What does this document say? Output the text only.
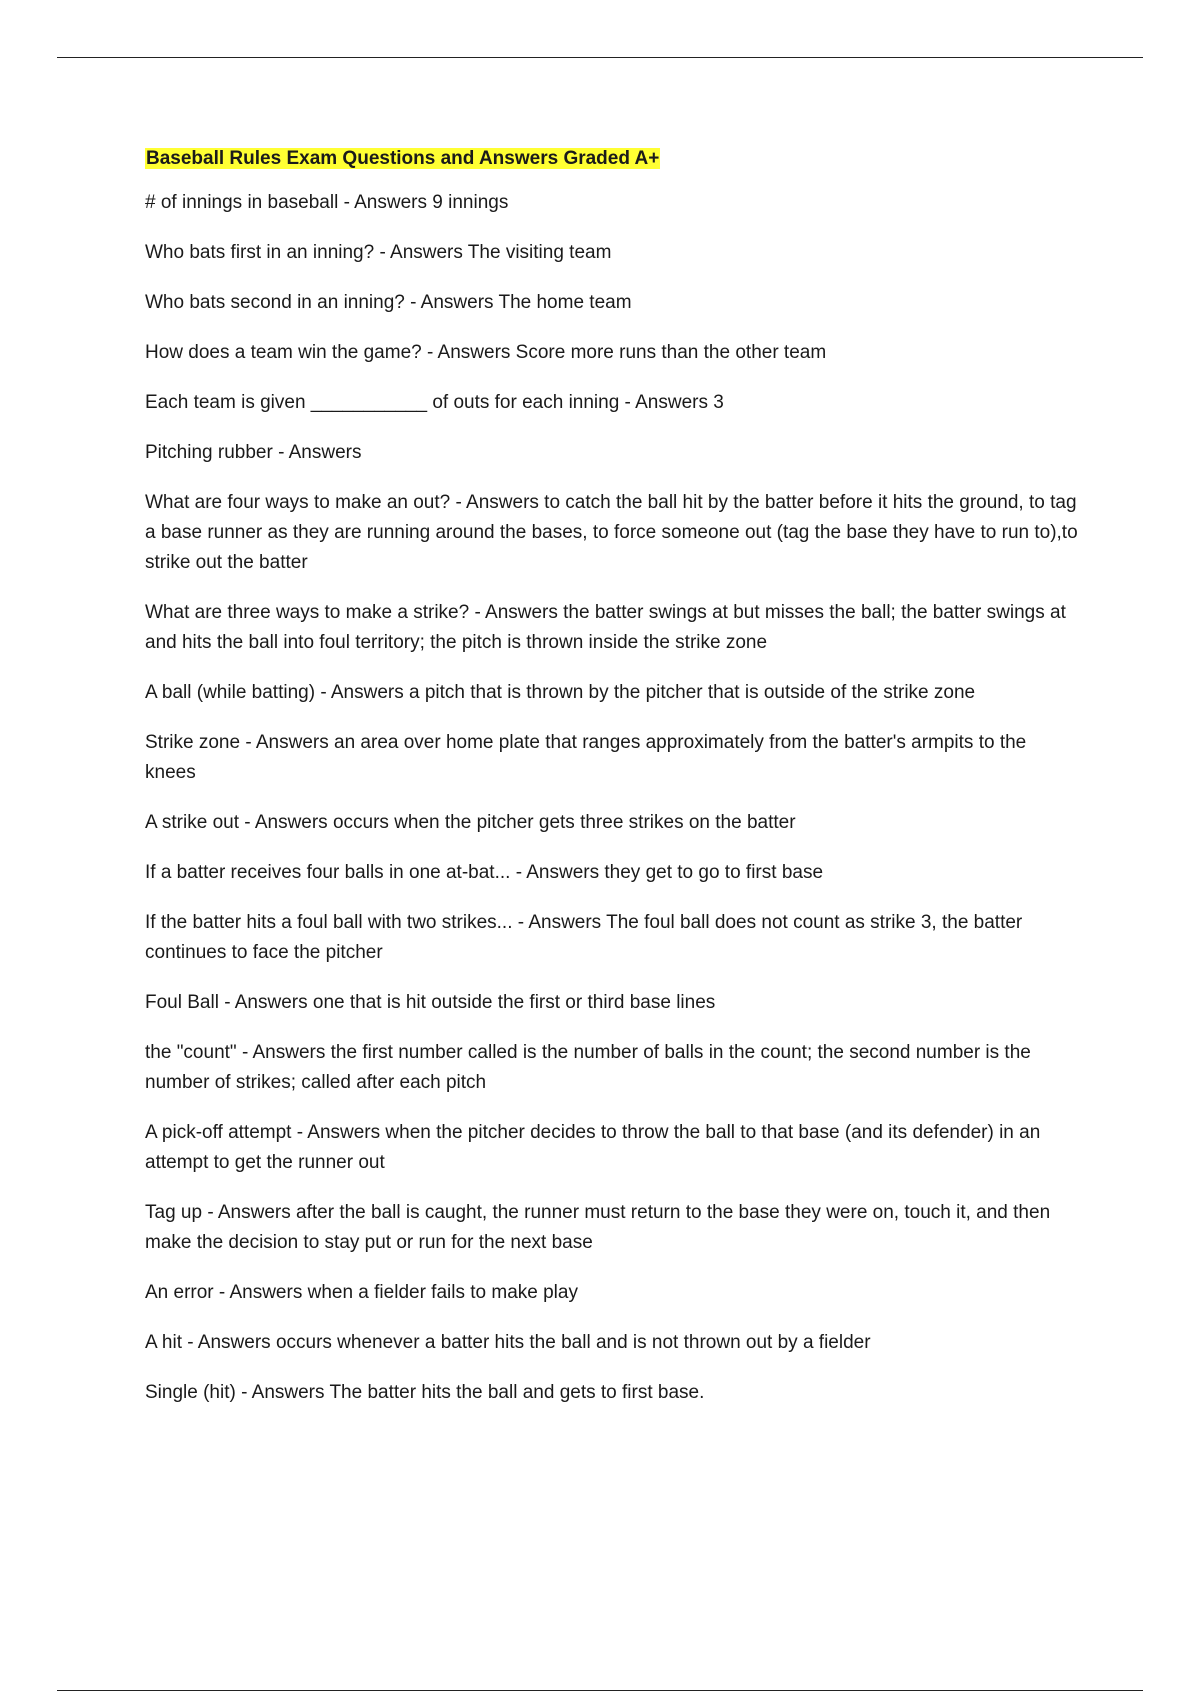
Baseball Rules Exam Questions and Answers Graded A+

# of innings in baseball - Answers 9 innings

Who bats first in an inning? - Answers The visiting team

Who bats second in an inning? - Answers The home team

How does a team win the game? - Answers Score more runs than the other team

Each team is given ___________ of outs for each inning - Answers 3

Pitching rubber - Answers

What are four ways to make an out? - Answers to catch the ball hit by the batter before it hits the ground, to tag a base runner as they are running around the bases, to force someone out (tag the base they have to run to),to strike out the batter

What are three ways to make a strike? - Answers the batter swings at but misses the ball; the batter swings at and hits the ball into foul territory; the pitch is thrown inside the strike zone

A ball (while batting) - Answers a pitch that is thrown by the pitcher that is outside of the strike zone

Strike zone - Answers an area over home plate that ranges approximately from the batter's armpits to the knees

A strike out - Answers occurs when the pitcher gets three strikes on the batter

If a batter receives four balls in one at-bat... - Answers they get to go to first base

If the batter hits a foul ball with two strikes... - Answers The foul ball does not count as strike 3, the batter continues to face the pitcher

Foul Ball - Answers one that is hit outside the first or third base lines

the "count" - Answers the first number called is the number of balls in the count; the second number is the number of strikes; called after each pitch

A pick-off attempt - Answers when the pitcher decides to throw the ball to that base (and its defender) in an attempt to get the runner out

Tag up - Answers after the ball is caught, the runner must return to the base they were on, touch it, and then make the decision to stay put or run for the next base

An error - Answers when a fielder fails to make play

A hit - Answers occurs whenever a batter hits the ball and is not thrown out by a fielder

Single (hit) - Answers The batter hits the ball and gets to first base.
----
● **Objective**: Within the entries above, how many lines contain "does"? Respond with the number only.

● **Output**: 3